Goal
Tally up how many lines in the listing below contain the string "показатели", and give only the total.

# start of Source material

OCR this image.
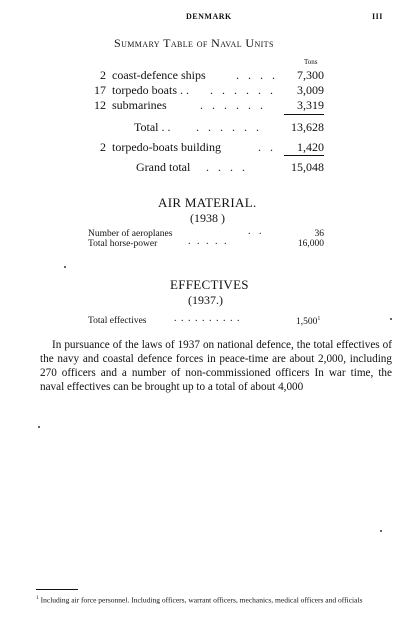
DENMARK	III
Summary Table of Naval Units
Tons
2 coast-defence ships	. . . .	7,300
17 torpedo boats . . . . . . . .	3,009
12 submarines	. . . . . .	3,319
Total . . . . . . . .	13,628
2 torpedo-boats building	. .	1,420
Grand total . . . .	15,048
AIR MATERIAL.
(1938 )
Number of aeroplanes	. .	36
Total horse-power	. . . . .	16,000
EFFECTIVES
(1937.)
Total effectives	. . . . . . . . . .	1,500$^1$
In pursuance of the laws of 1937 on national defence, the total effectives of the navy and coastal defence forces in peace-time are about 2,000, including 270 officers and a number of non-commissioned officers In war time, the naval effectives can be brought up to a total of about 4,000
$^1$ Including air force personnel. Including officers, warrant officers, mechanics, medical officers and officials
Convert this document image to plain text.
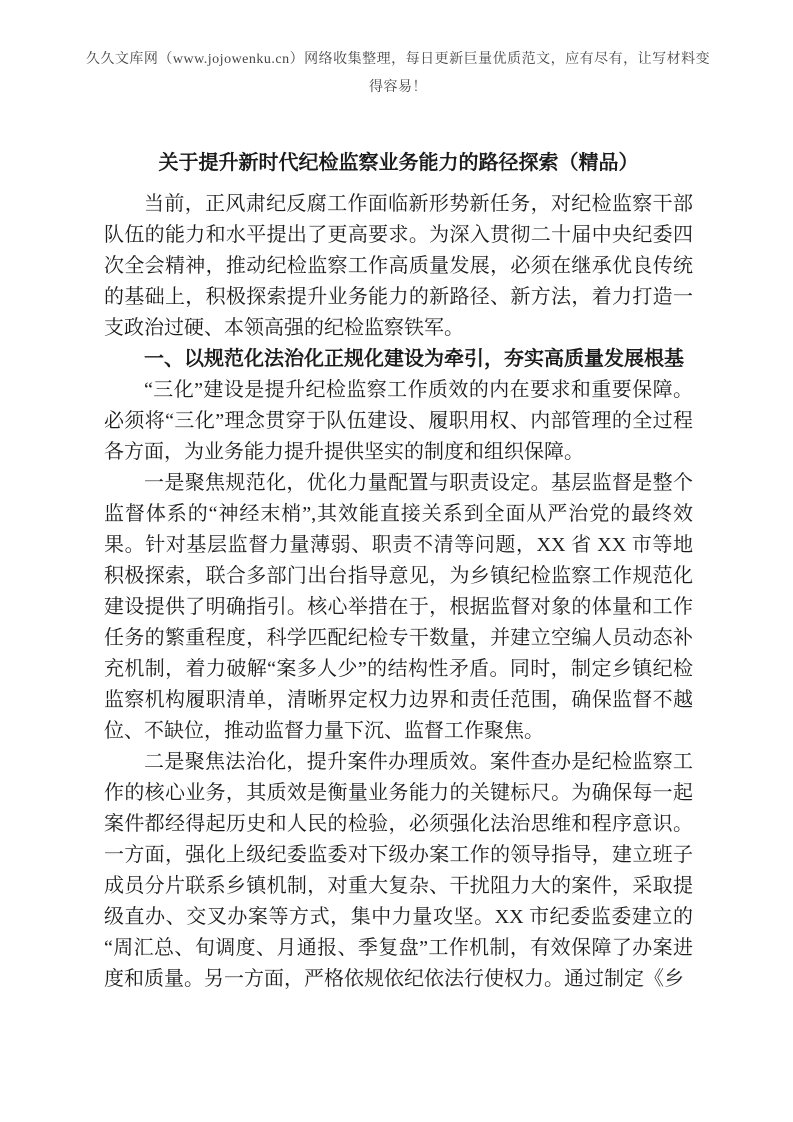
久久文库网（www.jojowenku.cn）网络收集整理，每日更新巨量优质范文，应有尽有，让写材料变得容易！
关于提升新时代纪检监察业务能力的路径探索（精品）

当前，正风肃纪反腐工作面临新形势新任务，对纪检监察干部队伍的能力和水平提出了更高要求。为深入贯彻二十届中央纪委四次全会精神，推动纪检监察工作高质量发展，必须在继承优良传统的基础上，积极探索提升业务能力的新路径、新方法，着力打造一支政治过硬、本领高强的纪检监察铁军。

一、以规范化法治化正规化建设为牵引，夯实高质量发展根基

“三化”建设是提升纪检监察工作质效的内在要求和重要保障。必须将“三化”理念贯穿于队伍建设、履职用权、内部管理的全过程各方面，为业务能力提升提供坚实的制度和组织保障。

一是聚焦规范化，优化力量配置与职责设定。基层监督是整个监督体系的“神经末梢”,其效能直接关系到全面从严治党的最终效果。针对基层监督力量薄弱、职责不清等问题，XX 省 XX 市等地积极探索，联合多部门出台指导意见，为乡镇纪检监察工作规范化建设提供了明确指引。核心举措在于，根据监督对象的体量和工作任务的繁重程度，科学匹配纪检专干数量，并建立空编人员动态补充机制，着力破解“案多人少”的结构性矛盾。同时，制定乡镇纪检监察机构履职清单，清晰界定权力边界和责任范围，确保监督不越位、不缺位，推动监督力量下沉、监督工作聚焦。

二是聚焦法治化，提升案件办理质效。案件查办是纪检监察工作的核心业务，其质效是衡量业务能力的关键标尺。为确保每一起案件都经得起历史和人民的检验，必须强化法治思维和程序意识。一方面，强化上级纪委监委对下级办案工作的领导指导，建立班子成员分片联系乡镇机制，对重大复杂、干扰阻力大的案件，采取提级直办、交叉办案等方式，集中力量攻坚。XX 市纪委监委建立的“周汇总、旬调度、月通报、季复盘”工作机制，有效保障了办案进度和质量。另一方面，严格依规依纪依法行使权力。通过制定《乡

# end of Source material
# start of Source material

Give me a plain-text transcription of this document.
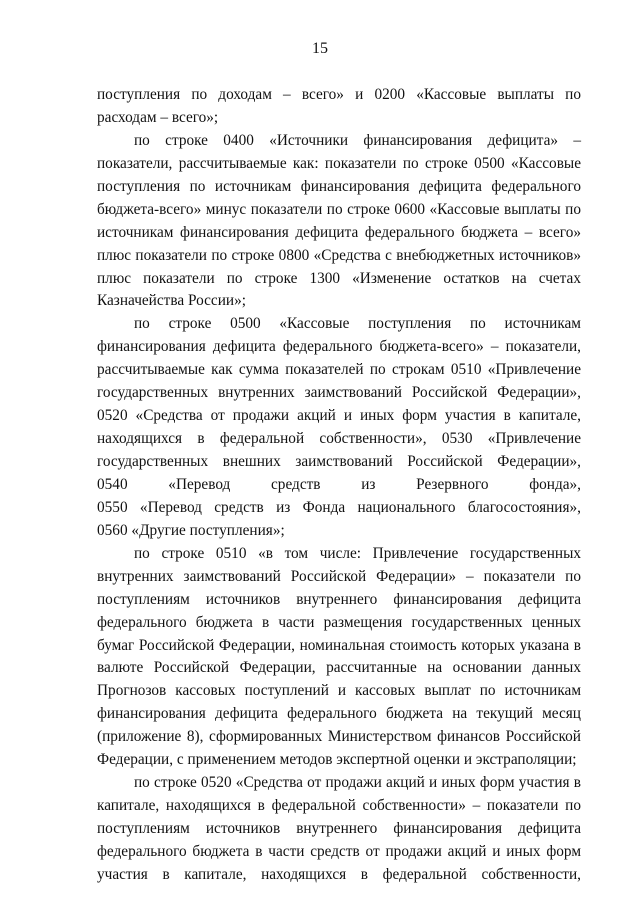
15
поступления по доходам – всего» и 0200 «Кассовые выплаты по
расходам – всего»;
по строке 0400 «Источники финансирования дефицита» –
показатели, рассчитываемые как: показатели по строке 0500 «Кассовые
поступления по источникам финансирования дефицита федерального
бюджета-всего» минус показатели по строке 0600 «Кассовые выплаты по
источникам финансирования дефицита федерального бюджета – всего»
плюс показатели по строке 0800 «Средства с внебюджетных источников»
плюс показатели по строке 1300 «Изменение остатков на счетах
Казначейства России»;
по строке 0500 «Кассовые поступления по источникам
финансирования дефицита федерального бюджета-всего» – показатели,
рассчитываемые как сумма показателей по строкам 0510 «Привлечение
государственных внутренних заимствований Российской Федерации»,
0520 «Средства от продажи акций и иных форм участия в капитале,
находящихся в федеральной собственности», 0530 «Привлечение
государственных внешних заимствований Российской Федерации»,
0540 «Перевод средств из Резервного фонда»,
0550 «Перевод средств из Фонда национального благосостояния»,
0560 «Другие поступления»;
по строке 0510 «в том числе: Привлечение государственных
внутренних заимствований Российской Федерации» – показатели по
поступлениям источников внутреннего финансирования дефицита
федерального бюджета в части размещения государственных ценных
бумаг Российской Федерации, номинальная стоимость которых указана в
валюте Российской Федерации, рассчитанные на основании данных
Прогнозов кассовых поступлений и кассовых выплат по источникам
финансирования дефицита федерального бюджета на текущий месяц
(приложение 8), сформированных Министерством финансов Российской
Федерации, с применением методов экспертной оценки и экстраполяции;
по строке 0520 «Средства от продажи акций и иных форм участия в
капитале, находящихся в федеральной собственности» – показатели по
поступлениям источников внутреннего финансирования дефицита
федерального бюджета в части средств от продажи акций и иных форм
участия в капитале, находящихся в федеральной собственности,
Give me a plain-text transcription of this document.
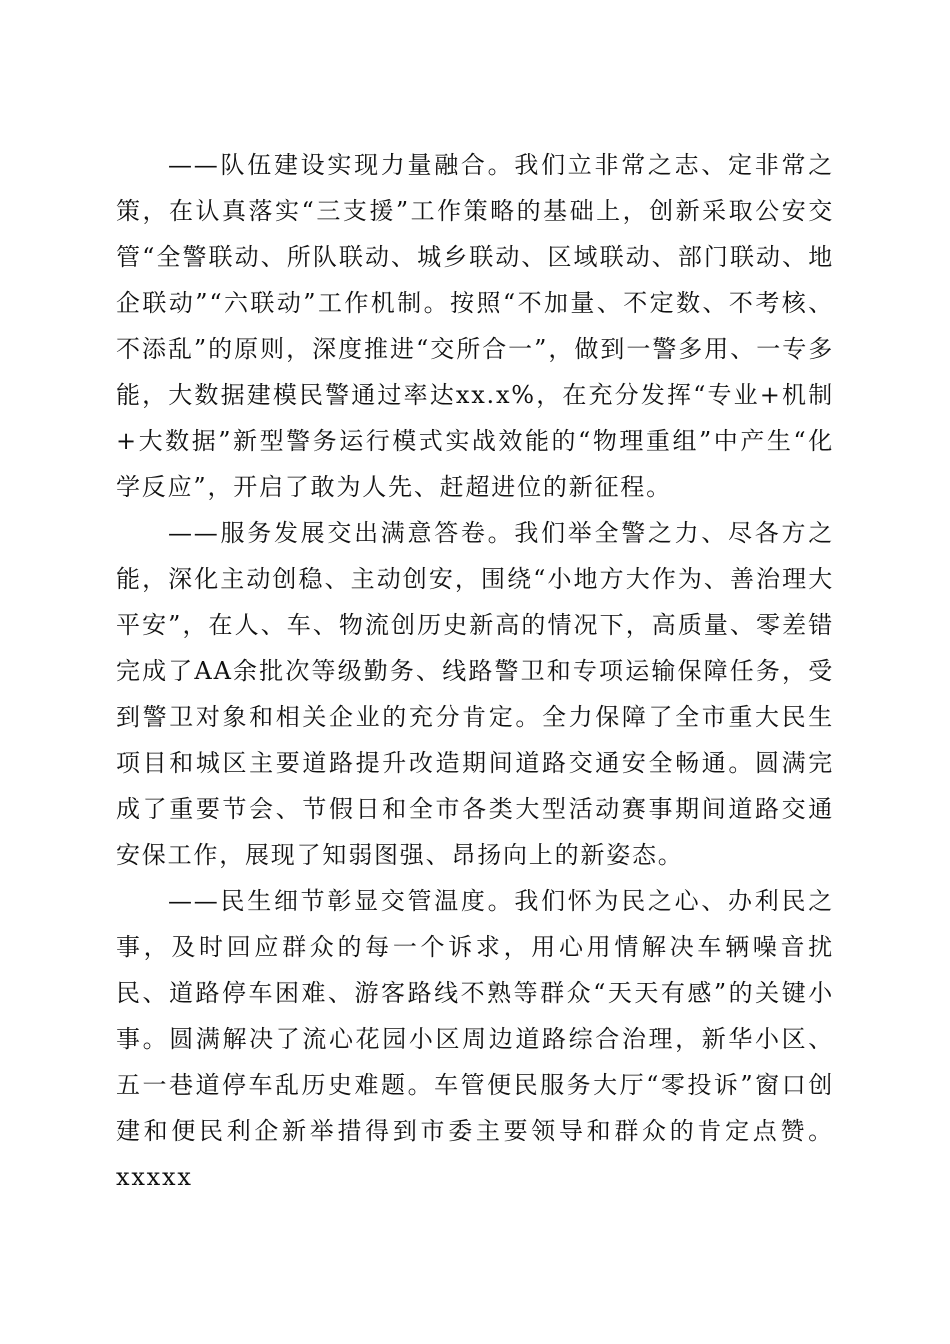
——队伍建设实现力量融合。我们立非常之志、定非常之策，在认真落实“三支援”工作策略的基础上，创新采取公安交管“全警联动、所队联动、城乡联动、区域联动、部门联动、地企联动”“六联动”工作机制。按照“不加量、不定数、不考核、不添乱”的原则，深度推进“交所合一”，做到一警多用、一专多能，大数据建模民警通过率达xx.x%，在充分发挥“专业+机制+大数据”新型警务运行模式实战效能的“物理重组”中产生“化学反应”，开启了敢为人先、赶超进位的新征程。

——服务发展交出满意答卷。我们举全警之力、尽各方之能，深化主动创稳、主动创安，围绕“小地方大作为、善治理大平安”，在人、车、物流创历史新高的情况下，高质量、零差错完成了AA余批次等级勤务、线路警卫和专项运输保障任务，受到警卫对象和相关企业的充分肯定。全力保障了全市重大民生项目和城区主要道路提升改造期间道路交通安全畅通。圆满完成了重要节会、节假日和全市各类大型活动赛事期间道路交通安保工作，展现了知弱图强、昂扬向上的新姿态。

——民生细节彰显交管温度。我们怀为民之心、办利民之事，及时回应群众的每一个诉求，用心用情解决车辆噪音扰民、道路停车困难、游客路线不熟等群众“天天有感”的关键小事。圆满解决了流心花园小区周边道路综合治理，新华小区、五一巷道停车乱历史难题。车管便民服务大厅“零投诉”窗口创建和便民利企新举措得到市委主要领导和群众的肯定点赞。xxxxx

# end of Source material
# start of Source material

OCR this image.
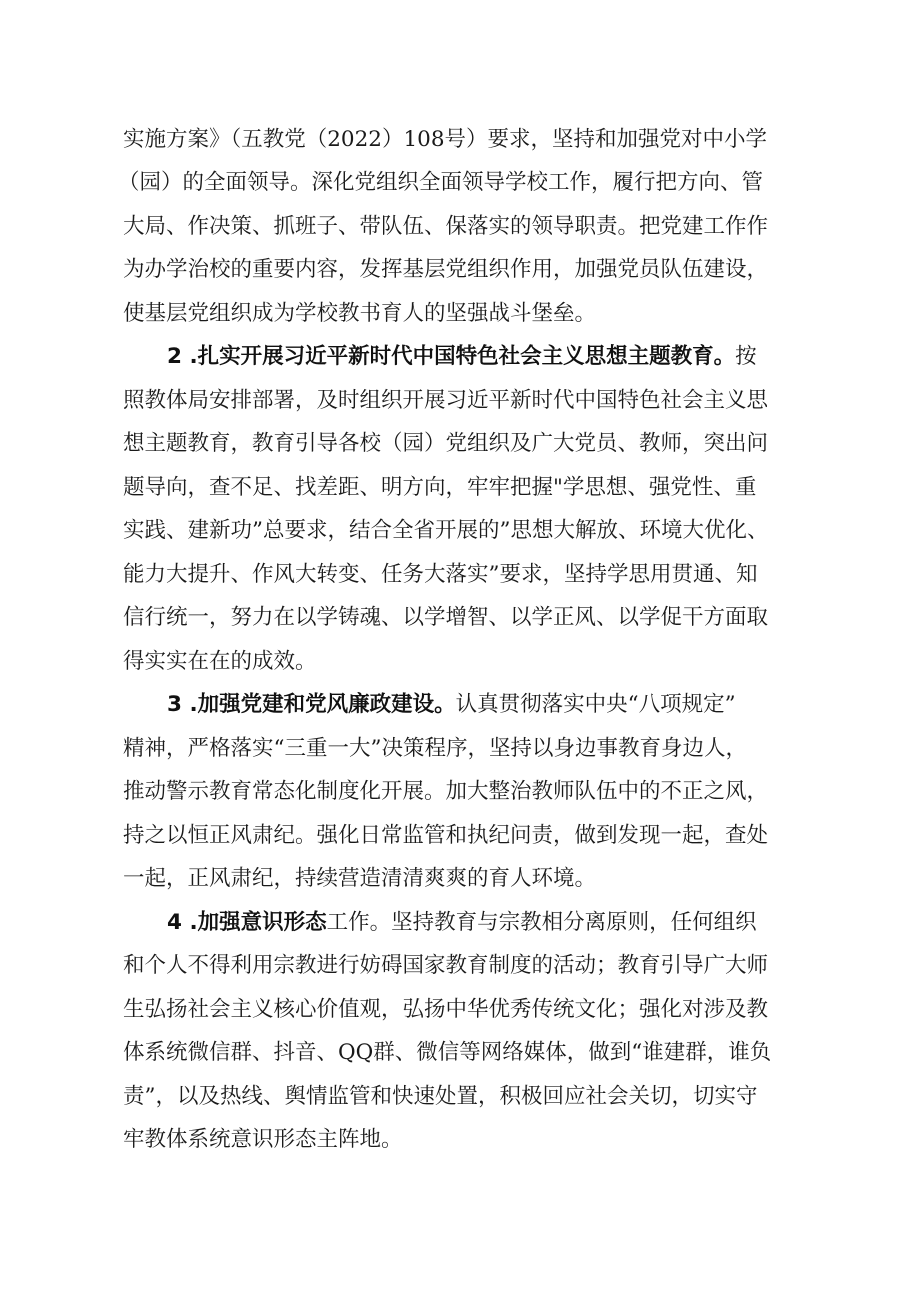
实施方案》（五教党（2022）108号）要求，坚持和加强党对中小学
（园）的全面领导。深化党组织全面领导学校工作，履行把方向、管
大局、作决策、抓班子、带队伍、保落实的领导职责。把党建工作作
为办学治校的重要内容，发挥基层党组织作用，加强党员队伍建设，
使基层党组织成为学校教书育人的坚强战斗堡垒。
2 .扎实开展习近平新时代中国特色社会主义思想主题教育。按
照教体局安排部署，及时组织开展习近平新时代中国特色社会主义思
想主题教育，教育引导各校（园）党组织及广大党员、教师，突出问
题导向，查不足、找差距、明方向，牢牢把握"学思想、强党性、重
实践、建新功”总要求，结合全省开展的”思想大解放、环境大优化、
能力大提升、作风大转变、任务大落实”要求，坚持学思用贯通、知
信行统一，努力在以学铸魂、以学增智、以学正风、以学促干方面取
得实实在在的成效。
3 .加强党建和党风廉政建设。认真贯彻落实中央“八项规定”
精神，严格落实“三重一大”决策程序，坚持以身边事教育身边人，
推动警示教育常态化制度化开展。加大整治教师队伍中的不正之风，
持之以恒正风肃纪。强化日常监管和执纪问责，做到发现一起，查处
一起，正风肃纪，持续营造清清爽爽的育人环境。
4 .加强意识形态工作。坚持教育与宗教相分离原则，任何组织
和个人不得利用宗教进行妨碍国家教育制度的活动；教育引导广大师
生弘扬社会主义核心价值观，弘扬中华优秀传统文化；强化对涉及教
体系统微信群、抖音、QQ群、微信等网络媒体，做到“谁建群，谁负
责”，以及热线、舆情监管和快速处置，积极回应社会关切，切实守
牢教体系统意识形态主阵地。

# end of Source material

Answer
7